**JOB**
Write the records out again, precisely as they stand.

**THE DATA**
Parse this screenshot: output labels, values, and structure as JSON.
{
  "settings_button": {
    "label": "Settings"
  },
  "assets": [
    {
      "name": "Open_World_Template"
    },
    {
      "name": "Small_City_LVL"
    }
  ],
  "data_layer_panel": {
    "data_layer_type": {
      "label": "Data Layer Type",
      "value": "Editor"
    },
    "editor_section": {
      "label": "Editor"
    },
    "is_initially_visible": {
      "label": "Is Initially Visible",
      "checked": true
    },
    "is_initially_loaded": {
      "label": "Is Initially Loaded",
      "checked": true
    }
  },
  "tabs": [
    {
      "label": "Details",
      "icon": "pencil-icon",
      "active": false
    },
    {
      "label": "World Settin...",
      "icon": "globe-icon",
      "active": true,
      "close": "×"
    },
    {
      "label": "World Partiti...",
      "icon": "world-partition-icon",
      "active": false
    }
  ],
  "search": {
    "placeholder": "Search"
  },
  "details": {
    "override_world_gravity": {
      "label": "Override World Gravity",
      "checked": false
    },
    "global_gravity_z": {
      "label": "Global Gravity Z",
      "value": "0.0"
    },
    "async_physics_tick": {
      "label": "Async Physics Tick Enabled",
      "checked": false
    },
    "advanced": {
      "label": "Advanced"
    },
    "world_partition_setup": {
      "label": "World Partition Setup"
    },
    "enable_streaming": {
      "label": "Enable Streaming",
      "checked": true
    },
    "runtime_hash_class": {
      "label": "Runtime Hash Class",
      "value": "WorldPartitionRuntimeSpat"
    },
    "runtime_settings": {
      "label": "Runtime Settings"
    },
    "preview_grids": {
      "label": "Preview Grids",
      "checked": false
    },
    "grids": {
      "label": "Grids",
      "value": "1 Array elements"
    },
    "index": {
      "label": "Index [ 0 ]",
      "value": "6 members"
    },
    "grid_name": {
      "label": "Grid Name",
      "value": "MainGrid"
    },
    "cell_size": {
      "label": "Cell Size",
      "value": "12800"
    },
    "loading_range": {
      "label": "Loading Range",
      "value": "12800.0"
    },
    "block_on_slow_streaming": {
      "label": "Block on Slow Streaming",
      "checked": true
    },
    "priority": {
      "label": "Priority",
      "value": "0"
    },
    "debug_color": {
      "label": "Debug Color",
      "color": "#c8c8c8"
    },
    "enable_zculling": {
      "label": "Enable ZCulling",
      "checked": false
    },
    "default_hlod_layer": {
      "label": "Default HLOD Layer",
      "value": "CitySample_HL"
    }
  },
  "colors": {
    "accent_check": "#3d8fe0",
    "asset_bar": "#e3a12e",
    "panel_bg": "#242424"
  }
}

**THE RESULT**
Parse this screenshot: output labels, values, and structure as JSON.
{
  "settings_button": {
    "label": "Settings"
  },
  "assets": [
    {
      "name": "Open_World_Template"
    },
    {
      "name": "Small_City_LVL"
    }
  ],
  "data_layer_panel": {
    "data_layer_type": {
      "label": "Data Layer Type",
      "value": "Editor"
    },
    "editor_section": {
      "label": "Editor"
    },
    "is_initially_visible": {
      "label": "Is Initially Visible",
      "checked": true
    },
    "is_initially_loaded": {
      "label": "Is Initially Loaded",
      "checked": true
    }
  },
  "tabs": [
    {
      "label": "Details",
      "icon": "pencil-icon",
      "active": false
    },
    {
      "label": "World Settin...",
      "icon": "globe-icon",
      "active": true,
      "close": "×"
    },
    {
      "label": "World Partiti...",
      "icon": "world-partition-icon",
      "active": false
    }
  ],
  "search": {
    "placeholder": "Search"
  },
  "details": {
    "override_world_gravity": {
      "label": "Override World Gravity",
      "checked": false
    },
    "global_gravity_z": {
      "label": "Global Gravity Z",
      "value": "0.0"
    },
    "async_physics_tick": {
      "label": "Async Physics Tick Enabled",
      "checked": false
    },
    "advanced": {
      "label": "Advanced"
    },
    "world_partition_setup": {
      "label": "World Partition Setup"
    },
    "enable_streaming": {
      "label": "Enable Streaming",
      "checked": true
    },
    "runtime_hash_class": {
      "label": "Runtime Hash Class",
      "value": "WorldPartitionRuntimeSpat"
    },
    "runtime_settings": {
      "label": "Runtime Settings"
    },
    "preview_grids": {
      "label": "Preview Grids",
      "checked": false
    },
    "grids": {
      "label": "Grids",
      "value": "1 Array elements"
    },
    "index": {
      "label": "Index [ 0 ]",
      "value": "6 members"
    },
    "grid_name": {
      "label": "Grid Name",
      "value": "MainGrid"
    },
    "cell_size": {
      "label": "Cell Size",
      "value": "12800"
    },
    "loading_range": {
      "label": "Loading Range",
      "value": "12800.0"
    },
    "block_on_slow_streaming": {
      "label": "Block on Slow Streaming",
      "checked": true
    },
    "priority": {
      "label": "Priority",
      "value": "0"
    },
    "debug_color": {
      "label": "Debug Color",
      "color": "#c8c8c8"
    },
    "enable_zculling": {
      "label": "Enable ZCulling",
      "checked": false
    },
    "default_hlod_layer": {
      "label": "Default HLOD Layer",
      "value": "CitySample_HL"
    }
  },
  "colors": {
    "accent_check": "#3d8fe0",
    "asset_bar": "#e3a12e",
    "panel_bg": "#242424"
  }
}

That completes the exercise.